EXCERPT:
[Start of Attachment]

Many of us are wondering when we will know the results of the election tomorrow night. How long does it take for the networks to call the election for a state?
To study this matter I looked at the relationship between interval of time between when a poll in a state closed and when the state was called for a candidate as a function of the margin of victory.
Below the fold are the results and some predictions on timing of Election night.
The chart below shows the time between poll closing and when CBS news called a state in the 2000 (green circles) and 2004 (blue squares) elections vs. the margin of victory in the state.
The dotted or dashed red lines indicate the margin of victory currently (Monday AM) predicted by Nate Silver at FiveThirtyEight.com.
One thing that is immediately obvious is that the delay in calling states was much greater in 2004 (blue line) than in 2000 (green line). No doubt this was caused by the fiasco of Florida having been called for Gore, then retracted from Gore on Election night of 2000. The network decision desks got more careful.
Although the margin was only about 4%, Oregon was called fairly quickly in 2004, after about an hour: I am assuming that is because ballots are mail-in. New Jersey was the closest state in 2004 to be called as soon as the polls closed. In 2000 the closest "immediately called" state was Michigan.
Assuming that networks this year will be a bit less cautious than in 2004, but more cautious than 2000, we can expect the calls to come at (EST):
VA: 8:30-11:00 PM
PA: 9:30-11:00 PM
CO: 10:30-12:00 PM
OH: 10 PM at the earliest, but possibly quite late
FL: 11:30 PM or later
NC: very late
All these states should go to Obama, but we may have to wait more than we’d like for the good news.
The effects of early voting on the timing of the calls is hard to predict. Telephone polls which probe early voting are used to supplement exit polls on Election Day; conceivably heavy early voting in CO, for example, will make it possible to call the state sooner.
If current margin predictions hold, we could know the results in PA and VA by 9:30 and it may be pretty much a wrap at that point. Obviously greater margins will give quicker calls; and if things get close it’s likely we won’t know much until after 11 PM.

[End of Attachment]

DATASET RECORDS:
[Start of Attachment]

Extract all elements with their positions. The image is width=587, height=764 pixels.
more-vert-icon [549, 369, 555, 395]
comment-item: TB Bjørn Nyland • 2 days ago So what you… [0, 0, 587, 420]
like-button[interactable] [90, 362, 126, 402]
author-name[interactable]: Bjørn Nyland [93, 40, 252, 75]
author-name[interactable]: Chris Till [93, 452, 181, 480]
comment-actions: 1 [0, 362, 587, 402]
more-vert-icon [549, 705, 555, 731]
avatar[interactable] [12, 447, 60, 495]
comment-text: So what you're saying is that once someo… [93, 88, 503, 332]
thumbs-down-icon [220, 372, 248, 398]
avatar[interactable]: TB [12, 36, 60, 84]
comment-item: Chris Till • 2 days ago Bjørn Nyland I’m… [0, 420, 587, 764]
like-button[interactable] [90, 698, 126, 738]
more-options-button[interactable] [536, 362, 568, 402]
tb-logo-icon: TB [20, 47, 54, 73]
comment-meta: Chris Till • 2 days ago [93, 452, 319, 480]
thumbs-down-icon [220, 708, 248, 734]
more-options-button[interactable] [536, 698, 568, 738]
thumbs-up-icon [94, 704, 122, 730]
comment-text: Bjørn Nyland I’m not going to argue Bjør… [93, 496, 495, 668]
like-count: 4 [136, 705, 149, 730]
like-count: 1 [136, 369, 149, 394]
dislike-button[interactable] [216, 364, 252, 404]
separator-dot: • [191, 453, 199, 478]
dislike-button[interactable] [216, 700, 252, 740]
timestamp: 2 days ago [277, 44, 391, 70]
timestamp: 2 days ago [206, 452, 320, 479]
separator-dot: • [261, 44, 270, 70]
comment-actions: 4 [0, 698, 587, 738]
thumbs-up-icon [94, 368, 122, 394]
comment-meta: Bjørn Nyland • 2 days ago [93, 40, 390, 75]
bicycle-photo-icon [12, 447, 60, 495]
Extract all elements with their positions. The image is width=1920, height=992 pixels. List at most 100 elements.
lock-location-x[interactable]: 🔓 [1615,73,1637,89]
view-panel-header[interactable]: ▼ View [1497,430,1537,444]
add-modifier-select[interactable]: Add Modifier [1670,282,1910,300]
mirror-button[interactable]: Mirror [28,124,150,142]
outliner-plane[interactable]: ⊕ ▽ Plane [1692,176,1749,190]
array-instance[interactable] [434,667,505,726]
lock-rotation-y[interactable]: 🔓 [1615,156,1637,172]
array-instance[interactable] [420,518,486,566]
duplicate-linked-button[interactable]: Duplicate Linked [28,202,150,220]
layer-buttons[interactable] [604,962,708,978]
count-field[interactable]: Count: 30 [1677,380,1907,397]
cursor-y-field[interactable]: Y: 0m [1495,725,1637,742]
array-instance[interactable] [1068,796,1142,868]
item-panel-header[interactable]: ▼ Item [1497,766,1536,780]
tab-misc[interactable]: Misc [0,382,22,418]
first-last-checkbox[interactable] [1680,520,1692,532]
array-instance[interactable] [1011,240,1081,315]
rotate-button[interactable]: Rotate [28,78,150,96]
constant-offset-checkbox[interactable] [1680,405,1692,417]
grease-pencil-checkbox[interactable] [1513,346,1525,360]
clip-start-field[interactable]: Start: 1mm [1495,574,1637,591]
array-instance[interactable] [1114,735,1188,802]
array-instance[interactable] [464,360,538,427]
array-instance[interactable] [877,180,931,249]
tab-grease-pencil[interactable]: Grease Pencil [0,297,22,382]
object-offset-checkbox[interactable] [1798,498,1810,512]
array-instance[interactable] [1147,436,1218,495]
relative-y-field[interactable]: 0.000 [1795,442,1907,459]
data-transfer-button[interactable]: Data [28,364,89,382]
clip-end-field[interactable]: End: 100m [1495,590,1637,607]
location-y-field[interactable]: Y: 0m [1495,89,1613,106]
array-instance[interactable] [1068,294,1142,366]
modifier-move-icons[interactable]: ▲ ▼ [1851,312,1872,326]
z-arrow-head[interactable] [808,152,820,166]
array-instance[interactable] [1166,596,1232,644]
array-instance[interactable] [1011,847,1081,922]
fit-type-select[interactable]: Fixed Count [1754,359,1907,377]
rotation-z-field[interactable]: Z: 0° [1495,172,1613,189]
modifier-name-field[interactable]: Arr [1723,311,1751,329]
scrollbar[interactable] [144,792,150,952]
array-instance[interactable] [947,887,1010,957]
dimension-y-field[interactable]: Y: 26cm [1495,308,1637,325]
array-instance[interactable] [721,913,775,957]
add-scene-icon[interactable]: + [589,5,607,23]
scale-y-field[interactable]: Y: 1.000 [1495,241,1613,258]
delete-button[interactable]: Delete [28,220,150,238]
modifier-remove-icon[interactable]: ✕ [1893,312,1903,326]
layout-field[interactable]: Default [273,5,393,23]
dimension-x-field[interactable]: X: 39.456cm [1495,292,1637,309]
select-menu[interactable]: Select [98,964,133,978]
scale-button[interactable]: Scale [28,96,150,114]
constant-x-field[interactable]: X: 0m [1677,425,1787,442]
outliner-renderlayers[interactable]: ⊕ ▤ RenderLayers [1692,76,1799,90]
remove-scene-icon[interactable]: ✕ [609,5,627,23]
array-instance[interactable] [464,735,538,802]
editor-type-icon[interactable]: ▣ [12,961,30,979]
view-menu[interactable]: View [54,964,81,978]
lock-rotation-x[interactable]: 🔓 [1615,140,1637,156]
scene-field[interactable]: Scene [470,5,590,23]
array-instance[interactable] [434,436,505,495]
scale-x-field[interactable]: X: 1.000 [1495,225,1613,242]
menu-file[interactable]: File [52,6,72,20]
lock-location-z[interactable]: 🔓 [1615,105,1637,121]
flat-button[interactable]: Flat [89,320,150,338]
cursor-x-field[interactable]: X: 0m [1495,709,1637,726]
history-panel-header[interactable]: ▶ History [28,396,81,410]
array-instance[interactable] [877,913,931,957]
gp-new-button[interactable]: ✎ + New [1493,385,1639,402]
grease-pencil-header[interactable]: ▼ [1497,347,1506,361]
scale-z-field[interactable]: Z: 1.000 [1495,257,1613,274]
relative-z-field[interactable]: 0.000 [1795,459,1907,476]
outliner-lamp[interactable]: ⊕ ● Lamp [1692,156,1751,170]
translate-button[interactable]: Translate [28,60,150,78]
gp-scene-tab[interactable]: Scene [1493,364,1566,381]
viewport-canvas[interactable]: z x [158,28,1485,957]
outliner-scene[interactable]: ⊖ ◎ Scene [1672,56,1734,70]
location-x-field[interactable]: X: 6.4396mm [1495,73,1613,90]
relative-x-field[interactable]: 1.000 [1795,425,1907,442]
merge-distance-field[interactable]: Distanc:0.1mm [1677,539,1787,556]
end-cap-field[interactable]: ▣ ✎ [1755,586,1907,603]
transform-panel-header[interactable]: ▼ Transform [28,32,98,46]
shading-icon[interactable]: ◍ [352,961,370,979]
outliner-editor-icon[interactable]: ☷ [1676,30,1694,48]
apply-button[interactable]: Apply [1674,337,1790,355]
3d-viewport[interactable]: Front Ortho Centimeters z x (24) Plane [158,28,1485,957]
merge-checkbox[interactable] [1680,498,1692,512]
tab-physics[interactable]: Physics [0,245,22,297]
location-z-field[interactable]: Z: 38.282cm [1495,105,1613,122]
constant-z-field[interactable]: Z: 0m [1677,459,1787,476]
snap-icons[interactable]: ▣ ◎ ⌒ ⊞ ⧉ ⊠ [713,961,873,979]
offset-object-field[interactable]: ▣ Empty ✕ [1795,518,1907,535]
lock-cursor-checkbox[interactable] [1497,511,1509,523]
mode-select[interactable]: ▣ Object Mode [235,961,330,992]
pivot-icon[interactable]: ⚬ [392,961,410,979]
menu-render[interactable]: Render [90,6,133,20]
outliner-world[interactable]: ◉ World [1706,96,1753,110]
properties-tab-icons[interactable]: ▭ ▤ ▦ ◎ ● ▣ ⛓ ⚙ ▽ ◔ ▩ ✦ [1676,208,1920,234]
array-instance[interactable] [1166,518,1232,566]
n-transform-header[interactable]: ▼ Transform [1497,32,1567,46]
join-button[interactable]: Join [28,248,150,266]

[End of Attachment]

TASKS AND EXERCISES:
a - Transcribe the part of the post on election-night calls that opens with the words containing "The effects of" and closes with "the state sooner.".
b - In the post on election-night calls, which state was the closest in 2004 to be called as soon as its polls closed?
The entries have nothing to do with the post on election-night calls.

LIST OF SOLUTIONS:
a -
The effects of early voting on the timing of the calls is hard to predict. Telephone polls which probe early voting are used to supplement exit polls on Election Day; conceivably heavy early voting in CO, for example, will make it possible to call the state sooner.

b - New Jersey